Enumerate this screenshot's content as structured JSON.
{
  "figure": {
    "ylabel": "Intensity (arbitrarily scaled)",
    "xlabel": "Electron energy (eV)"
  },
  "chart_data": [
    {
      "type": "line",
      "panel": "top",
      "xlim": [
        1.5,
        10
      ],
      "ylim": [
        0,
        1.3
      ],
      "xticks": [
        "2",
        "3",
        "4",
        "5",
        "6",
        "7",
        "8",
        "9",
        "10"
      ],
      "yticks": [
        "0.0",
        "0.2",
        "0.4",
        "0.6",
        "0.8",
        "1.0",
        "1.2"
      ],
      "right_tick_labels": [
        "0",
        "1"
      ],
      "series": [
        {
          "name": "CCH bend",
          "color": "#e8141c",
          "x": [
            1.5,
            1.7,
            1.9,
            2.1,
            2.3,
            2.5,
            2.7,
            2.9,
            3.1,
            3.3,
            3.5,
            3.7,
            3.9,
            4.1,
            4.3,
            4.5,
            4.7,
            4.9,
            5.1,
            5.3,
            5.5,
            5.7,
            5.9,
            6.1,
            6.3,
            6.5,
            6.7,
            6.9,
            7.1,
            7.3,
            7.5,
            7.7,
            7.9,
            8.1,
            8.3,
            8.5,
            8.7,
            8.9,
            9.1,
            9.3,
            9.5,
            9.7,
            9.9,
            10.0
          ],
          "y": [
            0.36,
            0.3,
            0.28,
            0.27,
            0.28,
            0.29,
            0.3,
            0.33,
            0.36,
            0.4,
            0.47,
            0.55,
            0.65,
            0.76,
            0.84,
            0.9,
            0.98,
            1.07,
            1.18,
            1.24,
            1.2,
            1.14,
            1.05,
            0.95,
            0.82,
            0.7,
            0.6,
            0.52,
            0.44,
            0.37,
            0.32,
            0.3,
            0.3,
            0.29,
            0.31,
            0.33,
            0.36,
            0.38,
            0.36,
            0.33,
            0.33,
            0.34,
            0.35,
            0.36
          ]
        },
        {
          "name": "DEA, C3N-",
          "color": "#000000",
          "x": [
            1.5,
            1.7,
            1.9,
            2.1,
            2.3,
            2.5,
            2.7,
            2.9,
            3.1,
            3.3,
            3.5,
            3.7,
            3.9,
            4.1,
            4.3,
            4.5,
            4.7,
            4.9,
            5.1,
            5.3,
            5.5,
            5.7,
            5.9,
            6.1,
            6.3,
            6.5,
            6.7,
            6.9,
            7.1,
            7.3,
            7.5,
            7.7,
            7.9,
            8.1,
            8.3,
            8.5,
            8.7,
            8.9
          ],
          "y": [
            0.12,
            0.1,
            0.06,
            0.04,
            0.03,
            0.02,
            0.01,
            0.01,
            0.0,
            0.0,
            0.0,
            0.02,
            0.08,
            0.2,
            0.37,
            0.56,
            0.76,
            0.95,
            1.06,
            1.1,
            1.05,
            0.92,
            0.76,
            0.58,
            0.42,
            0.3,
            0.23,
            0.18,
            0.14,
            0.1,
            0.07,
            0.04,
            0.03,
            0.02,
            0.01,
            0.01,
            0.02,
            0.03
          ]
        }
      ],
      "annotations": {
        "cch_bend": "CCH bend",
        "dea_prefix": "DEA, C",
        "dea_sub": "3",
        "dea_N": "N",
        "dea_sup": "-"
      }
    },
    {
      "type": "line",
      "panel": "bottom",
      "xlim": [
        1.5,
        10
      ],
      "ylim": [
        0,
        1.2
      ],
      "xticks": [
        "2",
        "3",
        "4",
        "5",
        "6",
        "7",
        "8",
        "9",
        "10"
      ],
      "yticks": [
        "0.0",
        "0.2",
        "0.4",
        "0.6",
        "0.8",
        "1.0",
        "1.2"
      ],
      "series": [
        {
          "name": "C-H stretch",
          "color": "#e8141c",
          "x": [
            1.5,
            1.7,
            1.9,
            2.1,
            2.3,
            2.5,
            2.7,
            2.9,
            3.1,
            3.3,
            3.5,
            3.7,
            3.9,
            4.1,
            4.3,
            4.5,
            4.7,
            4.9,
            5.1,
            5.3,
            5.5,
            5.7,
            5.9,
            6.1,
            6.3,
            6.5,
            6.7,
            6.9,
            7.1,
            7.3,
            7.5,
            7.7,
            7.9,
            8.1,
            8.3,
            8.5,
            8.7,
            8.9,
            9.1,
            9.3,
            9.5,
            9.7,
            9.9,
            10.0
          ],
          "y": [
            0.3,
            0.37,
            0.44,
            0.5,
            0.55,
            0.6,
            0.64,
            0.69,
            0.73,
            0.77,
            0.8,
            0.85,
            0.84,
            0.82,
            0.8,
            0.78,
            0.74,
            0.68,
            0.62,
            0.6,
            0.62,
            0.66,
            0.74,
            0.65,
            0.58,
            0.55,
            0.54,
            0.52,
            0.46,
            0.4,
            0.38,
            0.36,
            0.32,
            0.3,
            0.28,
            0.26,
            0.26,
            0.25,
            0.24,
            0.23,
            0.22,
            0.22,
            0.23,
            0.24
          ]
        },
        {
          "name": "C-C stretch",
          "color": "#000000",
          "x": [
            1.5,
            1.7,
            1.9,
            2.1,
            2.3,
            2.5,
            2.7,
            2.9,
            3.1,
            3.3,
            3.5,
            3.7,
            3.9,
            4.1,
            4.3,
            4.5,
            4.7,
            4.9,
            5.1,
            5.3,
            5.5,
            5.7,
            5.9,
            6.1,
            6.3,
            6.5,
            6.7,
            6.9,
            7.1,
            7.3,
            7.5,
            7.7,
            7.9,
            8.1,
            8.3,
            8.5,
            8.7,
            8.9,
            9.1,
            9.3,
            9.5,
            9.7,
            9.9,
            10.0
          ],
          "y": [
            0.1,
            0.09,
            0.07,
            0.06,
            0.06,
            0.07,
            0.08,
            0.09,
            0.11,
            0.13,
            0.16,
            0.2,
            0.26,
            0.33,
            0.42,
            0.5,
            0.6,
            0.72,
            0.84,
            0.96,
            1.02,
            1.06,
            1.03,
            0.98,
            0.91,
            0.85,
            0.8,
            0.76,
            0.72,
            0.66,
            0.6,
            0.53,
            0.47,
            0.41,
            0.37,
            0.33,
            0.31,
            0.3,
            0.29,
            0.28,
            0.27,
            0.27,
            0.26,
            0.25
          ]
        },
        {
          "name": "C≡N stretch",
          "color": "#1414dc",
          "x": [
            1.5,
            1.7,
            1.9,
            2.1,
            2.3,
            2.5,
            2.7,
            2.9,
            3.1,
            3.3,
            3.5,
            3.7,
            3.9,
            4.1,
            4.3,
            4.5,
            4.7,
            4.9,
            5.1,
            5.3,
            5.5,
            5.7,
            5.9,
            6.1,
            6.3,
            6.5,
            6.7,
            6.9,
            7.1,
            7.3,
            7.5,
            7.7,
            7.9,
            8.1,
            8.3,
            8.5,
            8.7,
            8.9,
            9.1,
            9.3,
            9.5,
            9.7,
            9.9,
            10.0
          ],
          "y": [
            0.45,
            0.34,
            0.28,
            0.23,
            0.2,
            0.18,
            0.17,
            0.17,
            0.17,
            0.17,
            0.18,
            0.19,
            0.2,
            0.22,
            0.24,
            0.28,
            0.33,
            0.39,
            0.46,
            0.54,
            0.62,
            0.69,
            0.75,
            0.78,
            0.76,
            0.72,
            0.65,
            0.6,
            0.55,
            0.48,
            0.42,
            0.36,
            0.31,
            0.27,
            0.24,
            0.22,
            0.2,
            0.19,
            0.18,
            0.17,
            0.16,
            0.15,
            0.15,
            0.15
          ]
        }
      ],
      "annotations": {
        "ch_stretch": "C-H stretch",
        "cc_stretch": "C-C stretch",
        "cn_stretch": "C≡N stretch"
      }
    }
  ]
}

#### [Stated task]
Copy out all of the lines above exactly.

#### [Solution]
Enumerate this screenshot's content as structured JSON.
{
  "figure": {
    "ylabel": "Intensity (arbitrarily scaled)",
    "xlabel": "Electron energy (eV)"
  },
  "chart_data": [
    {
      "type": "line",
      "panel": "top",
      "xlim": [
        1.5,
        10
      ],
      "ylim": [
        0,
        1.3
      ],
      "xticks": [
        "2",
        "3",
        "4",
        "5",
        "6",
        "7",
        "8",
        "9",
        "10"
      ],
      "yticks": [
        "0.0",
        "0.2",
        "0.4",
        "0.6",
        "0.8",
        "1.0",
        "1.2"
      ],
      "right_tick_labels": [
        "0",
        "1"
      ],
      "series": [
        {
          "name": "CCH bend",
          "color": "#e8141c",
          "x": [
            1.5,
            1.7,
            1.9,
            2.1,
            2.3,
            2.5,
            2.7,
            2.9,
            3.1,
            3.3,
            3.5,
            3.7,
            3.9,
            4.1,
            4.3,
            4.5,
            4.7,
            4.9,
            5.1,
            5.3,
            5.5,
            5.7,
            5.9,
            6.1,
            6.3,
            6.5,
            6.7,
            6.9,
            7.1,
            7.3,
            7.5,
            7.7,
            7.9,
            8.1,
            8.3,
            8.5,
            8.7,
            8.9,
            9.1,
            9.3,
            9.5,
            9.7,
            9.9,
            10.0
          ],
          "y": [
            0.36,
            0.3,
            0.28,
            0.27,
            0.28,
            0.29,
            0.3,
            0.33,
            0.36,
            0.4,
            0.47,
            0.55,
            0.65,
            0.76,
            0.84,
            0.9,
            0.98,
            1.07,
            1.18,
            1.24,
            1.2,
            1.14,
            1.05,
            0.95,
            0.82,
            0.7,
            0.6,
            0.52,
            0.44,
            0.37,
            0.32,
            0.3,
            0.3,
            0.29,
            0.31,
            0.33,
            0.36,
            0.38,
            0.36,
            0.33,
            0.33,
            0.34,
            0.35,
            0.36
          ]
        },
        {
          "name": "DEA, C3N-",
          "color": "#000000",
          "x": [
            1.5,
            1.7,
            1.9,
            2.1,
            2.3,
            2.5,
            2.7,
            2.9,
            3.1,
            3.3,
            3.5,
            3.7,
            3.9,
            4.1,
            4.3,
            4.5,
            4.7,
            4.9,
            5.1,
            5.3,
            5.5,
            5.7,
            5.9,
            6.1,
            6.3,
            6.5,
            6.7,
            6.9,
            7.1,
            7.3,
            7.5,
            7.7,
            7.9,
            8.1,
            8.3,
            8.5,
            8.7,
            8.9
          ],
          "y": [
            0.12,
            0.1,
            0.06,
            0.04,
            0.03,
            0.02,
            0.01,
            0.01,
            0.0,
            0.0,
            0.0,
            0.02,
            0.08,
            0.2,
            0.37,
            0.56,
            0.76,
            0.95,
            1.06,
            1.1,
            1.05,
            0.92,
            0.76,
            0.58,
            0.42,
            0.3,
            0.23,
            0.18,
            0.14,
            0.1,
            0.07,
            0.04,
            0.03,
            0.02,
            0.01,
            0.01,
            0.02,
            0.03
          ]
        }
      ],
      "annotations": {
        "cch_bend": "CCH bend",
        "dea_prefix": "DEA, C",
        "dea_sub": "3",
        "dea_N": "N",
        "dea_sup": "-"
      }
    },
    {
      "type": "line",
      "panel": "bottom",
      "xlim": [
        1.5,
        10
      ],
      "ylim": [
        0,
        1.2
      ],
      "xticks": [
        "2",
        "3",
        "4",
        "5",
        "6",
        "7",
        "8",
        "9",
        "10"
      ],
      "yticks": [
        "0.0",
        "0.2",
        "0.4",
        "0.6",
        "0.8",
        "1.0",
        "1.2"
      ],
      "series": [
        {
          "name": "C-H stretch",
          "color": "#e8141c",
          "x": [
            1.5,
            1.7,
            1.9,
            2.1,
            2.3,
            2.5,
            2.7,
            2.9,
            3.1,
            3.3,
            3.5,
            3.7,
            3.9,
            4.1,
            4.3,
            4.5,
            4.7,
            4.9,
            5.1,
            5.3,
            5.5,
            5.7,
            5.9,
            6.1,
            6.3,
            6.5,
            6.7,
            6.9,
            7.1,
            7.3,
            7.5,
            7.7,
            7.9,
            8.1,
            8.3,
            8.5,
            8.7,
            8.9,
            9.1,
            9.3,
            9.5,
            9.7,
            9.9,
            10.0
          ],
          "y": [
            0.3,
            0.37,
            0.44,
            0.5,
            0.55,
            0.6,
            0.64,
            0.69,
            0.73,
            0.77,
            0.8,
            0.85,
            0.84,
            0.82,
            0.8,
            0.78,
            0.74,
            0.68,
            0.62,
            0.6,
            0.62,
            0.66,
            0.74,
            0.65,
            0.58,
            0.55,
            0.54,
            0.52,
            0.46,
            0.4,
            0.38,
            0.36,
            0.32,
            0.3,
            0.28,
            0.26,
            0.26,
            0.25,
            0.24,
            0.23,
            0.22,
            0.22,
            0.23,
            0.24
          ]
        },
        {
          "name": "C-C stretch",
          "color": "#000000",
          "x": [
            1.5,
            1.7,
            1.9,
            2.1,
            2.3,
            2.5,
            2.7,
            2.9,
            3.1,
            3.3,
            3.5,
            3.7,
            3.9,
            4.1,
            4.3,
            4.5,
            4.7,
            4.9,
            5.1,
            5.3,
            5.5,
            5.7,
            5.9,
            6.1,
            6.3,
            6.5,
            6.7,
            6.9,
            7.1,
            7.3,
            7.5,
            7.7,
            7.9,
            8.1,
            8.3,
            8.5,
            8.7,
            8.9,
            9.1,
            9.3,
            9.5,
            9.7,
            9.9,
            10.0
          ],
          "y": [
            0.1,
            0.09,
            0.07,
            0.06,
            0.06,
            0.07,
            0.08,
            0.09,
            0.11,
            0.13,
            0.16,
            0.2,
            0.26,
            0.33,
            0.42,
            0.5,
            0.6,
            0.72,
            0.84,
            0.96,
            1.02,
            1.06,
            1.03,
            0.98,
            0.91,
            0.85,
            0.8,
            0.76,
            0.72,
            0.66,
            0.6,
            0.53,
            0.47,
            0.41,
            0.37,
            0.33,
            0.31,
            0.3,
            0.29,
            0.28,
            0.27,
            0.27,
            0.26,
            0.25
          ]
        },
        {
          "name": "C≡N stretch",
          "color": "#1414dc",
          "x": [
            1.5,
            1.7,
            1.9,
            2.1,
            2.3,
            2.5,
            2.7,
            2.9,
            3.1,
            3.3,
            3.5,
            3.7,
            3.9,
            4.1,
            4.3,
            4.5,
            4.7,
            4.9,
            5.1,
            5.3,
            5.5,
            5.7,
            5.9,
            6.1,
            6.3,
            6.5,
            6.7,
            6.9,
            7.1,
            7.3,
            7.5,
            7.7,
            7.9,
            8.1,
            8.3,
            8.5,
            8.7,
            8.9,
            9.1,
            9.3,
            9.5,
            9.7,
            9.9,
            10.0
          ],
          "y": [
            0.45,
            0.34,
            0.28,
            0.23,
            0.2,
            0.18,
            0.17,
            0.17,
            0.17,
            0.17,
            0.18,
            0.19,
            0.2,
            0.22,
            0.24,
            0.28,
            0.33,
            0.39,
            0.46,
            0.54,
            0.62,
            0.69,
            0.75,
            0.78,
            0.76,
            0.72,
            0.65,
            0.6,
            0.55,
            0.48,
            0.42,
            0.36,
            0.31,
            0.27,
            0.24,
            0.22,
            0.2,
            0.19,
            0.18,
            0.17,
            0.16,
            0.15,
            0.15,
            0.15
          ]
        }
      ],
      "annotations": {
        "ch_stretch": "C-H stretch",
        "cc_stretch": "C-C stretch",
        "cn_stretch": "C≡N stretch"
      }
    }
  ]
}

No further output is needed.